◆ **SET EXERCISE**: Copy each line of the listing below exactly.

^^^^^^^^

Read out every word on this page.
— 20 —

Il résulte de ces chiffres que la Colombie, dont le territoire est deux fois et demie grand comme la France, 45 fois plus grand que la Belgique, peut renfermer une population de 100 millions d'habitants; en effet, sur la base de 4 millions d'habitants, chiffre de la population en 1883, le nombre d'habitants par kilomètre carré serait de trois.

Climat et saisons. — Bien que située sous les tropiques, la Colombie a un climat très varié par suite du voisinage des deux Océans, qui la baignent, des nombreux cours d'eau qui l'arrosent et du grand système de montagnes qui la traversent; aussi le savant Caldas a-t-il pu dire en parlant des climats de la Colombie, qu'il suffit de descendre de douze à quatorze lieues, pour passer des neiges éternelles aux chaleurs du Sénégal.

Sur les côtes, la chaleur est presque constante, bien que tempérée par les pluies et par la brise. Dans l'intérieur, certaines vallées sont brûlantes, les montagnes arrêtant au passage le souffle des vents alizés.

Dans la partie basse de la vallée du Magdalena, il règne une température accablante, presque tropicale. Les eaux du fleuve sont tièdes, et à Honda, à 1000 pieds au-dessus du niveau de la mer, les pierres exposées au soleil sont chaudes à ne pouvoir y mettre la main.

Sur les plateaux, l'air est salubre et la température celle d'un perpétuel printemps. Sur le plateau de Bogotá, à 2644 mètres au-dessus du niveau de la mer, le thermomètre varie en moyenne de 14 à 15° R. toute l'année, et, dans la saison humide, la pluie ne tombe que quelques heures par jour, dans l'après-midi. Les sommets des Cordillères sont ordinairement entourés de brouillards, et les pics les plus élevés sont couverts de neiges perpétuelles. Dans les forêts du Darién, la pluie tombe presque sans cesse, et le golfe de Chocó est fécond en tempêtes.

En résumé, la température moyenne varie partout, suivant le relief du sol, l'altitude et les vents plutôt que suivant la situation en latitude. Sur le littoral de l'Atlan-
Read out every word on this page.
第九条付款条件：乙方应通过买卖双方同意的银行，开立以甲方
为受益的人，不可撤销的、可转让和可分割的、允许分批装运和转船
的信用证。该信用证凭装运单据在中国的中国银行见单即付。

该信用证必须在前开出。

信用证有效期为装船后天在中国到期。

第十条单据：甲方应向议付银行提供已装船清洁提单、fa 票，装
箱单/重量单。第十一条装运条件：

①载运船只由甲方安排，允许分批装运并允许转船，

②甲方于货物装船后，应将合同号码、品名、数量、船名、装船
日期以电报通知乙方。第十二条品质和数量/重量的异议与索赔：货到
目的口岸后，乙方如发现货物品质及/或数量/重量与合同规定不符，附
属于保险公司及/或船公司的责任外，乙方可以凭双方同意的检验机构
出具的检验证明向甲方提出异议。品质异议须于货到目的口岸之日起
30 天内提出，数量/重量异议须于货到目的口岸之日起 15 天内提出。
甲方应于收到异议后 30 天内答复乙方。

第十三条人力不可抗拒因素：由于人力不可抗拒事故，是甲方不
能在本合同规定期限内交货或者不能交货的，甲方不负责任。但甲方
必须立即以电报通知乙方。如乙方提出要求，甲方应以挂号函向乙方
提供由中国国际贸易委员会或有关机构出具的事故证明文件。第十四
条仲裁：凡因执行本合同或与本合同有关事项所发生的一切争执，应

^^^^^^^^

◆ **ANSWER TO THE EXERCISE**:
Read out every word on this page.
— 20 —

Il résulte de ces chiffres que la Colombie, dont le territoire est deux fois et demie grand comme la France, 45 fois plus grand que la Belgique, peut renfermer une population de 100 millions d'habitants; en effet, sur la base de 4 millions d'habitants, chiffre de la population en 1883, le nombre d'habitants par kilomètre carré serait de trois.

Climat et saisons. — Bien que située sous les tropiques, la Colombie a un climat très varié par suite du voisinage des deux Océans, qui la baignent, des nombreux cours d'eau qui l'arrosent et du grand système de montagnes qui la traversent; aussi le savant Caldas a-t-il pu dire en parlant des climats de la Colombie, qu'il suffit de descendre de douze à quatorze lieues, pour passer des neiges éternelles aux chaleurs du Sénégal.

Sur les côtes, la chaleur est presque constante, bien que tempérée par les pluies et par la brise. Dans l'intérieur, certaines vallées sont brûlantes, les montagnes arrêtant au passage le souffle des vents alizés.

Dans la partie basse de la vallée du Magdalena, il règne une température accablante, presque tropicale. Les eaux du fleuve sont tièdes, et à Honda, à 1000 pieds au-dessus du niveau de la mer, les pierres exposées au soleil sont chaudes à ne pouvoir y mettre la main.

Sur les plateaux, l'air est salubre et la température celle d'un perpétuel printemps. Sur le plateau de Bogotá, à 2644 mètres au-dessus du niveau de la mer, le thermomètre varie en moyenne de 14 à 15° R. toute l'année, et, dans la saison humide, la pluie ne tombe que quelques heures par jour, dans l'après-midi. Les sommets des Cordillères sont ordinairement entourés de brouillards, et les pics les plus élevés sont couverts de neiges perpétuelles. Dans les forêts du Darién, la pluie tombe presque sans cesse, et le golfe de Chocó est fécond en tempêtes.

En résumé, la température moyenne varie partout, suivant le relief du sol, l'altitude et les vents plutôt que suivant la situation en latitude. Sur le littoral de l'Atlan-
Read out every word on this page.
第九条付款条件：乙方应通过买卖双方同意的银行，开立以甲方
为受益的人，不可撤销的、可转让和可分割的、允许分批装运和转船
的信用证。该信用证凭装运单据在中国的中国银行见单即付。

该信用证必须在前开出。

信用证有效期为装船后天在中国到期。

第十条单据：甲方应向议付银行提供已装船清洁提单、fa 票，装
箱单/重量单。第十一条装运条件：

①载运船只由甲方安排，允许分批装运并允许转船，

②甲方于货物装船后，应将合同号码、品名、数量、船名、装船
日期以电报通知乙方。第十二条品质和数量/重量的异议与索赔：货到
目的口岸后，乙方如发现货物品质及/或数量/重量与合同规定不符，附
属于保险公司及/或船公司的责任外，乙方可以凭双方同意的检验机构
出具的检验证明向甲方提出异议。品质异议须于货到目的口岸之日起
30 天内提出，数量/重量异议须于货到目的口岸之日起 15 天内提出。
甲方应于收到异议后 30 天内答复乙方。

第十三条人力不可抗拒因素：由于人力不可抗拒事故，是甲方不
能在本合同规定期限内交货或者不能交货的，甲方不负责任。但甲方
必须立即以电报通知乙方。如乙方提出要求，甲方应以挂号函向乙方
提供由中国国际贸易委员会或有关机构出具的事故证明文件。第十四
条仲裁：凡因执行本合同或与本合同有关事项所发生的一切争执，应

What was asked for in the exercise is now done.